start Material to process

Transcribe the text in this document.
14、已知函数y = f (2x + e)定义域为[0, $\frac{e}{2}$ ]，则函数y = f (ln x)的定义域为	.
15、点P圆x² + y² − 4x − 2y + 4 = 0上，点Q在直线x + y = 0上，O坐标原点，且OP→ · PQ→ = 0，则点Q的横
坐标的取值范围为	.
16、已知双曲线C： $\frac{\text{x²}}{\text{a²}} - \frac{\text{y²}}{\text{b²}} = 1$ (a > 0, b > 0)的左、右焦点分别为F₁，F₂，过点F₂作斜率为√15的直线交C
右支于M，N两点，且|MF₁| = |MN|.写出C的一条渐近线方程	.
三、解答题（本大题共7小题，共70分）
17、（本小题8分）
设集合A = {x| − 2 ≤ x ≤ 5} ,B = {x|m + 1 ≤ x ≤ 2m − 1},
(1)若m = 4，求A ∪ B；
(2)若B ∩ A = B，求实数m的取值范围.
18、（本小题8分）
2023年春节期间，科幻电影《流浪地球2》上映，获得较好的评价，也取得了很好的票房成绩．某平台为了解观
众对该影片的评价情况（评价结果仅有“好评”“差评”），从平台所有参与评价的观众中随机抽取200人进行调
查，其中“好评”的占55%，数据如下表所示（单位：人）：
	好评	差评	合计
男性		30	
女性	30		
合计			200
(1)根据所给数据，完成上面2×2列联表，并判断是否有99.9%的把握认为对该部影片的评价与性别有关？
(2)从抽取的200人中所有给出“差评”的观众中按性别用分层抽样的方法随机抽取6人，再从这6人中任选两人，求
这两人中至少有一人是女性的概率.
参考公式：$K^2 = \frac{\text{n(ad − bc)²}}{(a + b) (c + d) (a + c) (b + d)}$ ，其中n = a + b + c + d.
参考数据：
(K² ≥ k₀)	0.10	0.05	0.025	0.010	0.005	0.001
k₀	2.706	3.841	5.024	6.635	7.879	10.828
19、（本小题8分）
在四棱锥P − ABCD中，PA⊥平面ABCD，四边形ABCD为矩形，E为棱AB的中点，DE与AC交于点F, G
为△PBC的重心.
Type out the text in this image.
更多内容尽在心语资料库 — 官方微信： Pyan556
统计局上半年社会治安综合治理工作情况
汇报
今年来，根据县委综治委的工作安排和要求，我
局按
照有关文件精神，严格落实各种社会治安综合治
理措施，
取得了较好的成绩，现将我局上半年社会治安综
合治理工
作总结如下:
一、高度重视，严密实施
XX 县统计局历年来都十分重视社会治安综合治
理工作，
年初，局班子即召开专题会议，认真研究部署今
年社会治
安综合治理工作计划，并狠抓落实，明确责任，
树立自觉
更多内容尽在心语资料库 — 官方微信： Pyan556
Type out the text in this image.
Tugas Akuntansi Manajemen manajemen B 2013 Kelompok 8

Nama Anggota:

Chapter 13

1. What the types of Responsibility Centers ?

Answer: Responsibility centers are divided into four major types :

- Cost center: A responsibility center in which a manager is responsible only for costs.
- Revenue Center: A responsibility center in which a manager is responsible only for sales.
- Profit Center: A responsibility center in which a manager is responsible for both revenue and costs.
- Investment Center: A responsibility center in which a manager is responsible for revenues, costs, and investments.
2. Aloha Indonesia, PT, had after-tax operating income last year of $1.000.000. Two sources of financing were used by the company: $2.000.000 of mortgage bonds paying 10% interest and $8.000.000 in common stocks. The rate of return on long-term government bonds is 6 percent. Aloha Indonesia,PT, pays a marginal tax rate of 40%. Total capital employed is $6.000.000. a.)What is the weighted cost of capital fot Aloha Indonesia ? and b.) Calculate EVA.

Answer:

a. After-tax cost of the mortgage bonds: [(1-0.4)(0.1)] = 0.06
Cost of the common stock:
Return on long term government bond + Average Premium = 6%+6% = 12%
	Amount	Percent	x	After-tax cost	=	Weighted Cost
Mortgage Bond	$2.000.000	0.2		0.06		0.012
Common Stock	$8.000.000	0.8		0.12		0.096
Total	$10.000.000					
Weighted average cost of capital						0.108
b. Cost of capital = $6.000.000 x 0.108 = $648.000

end Material to process

Using the records above, copy every line that has the word "costs" in it.

- Cost center: A responsibility center in which a manager is responsible only for costs.
- Profit Center: A responsibility center in which a manager is responsible for both revenue and costs.
- Investment Center: A responsibility center in which a manager is responsible for revenues, costs, and investments.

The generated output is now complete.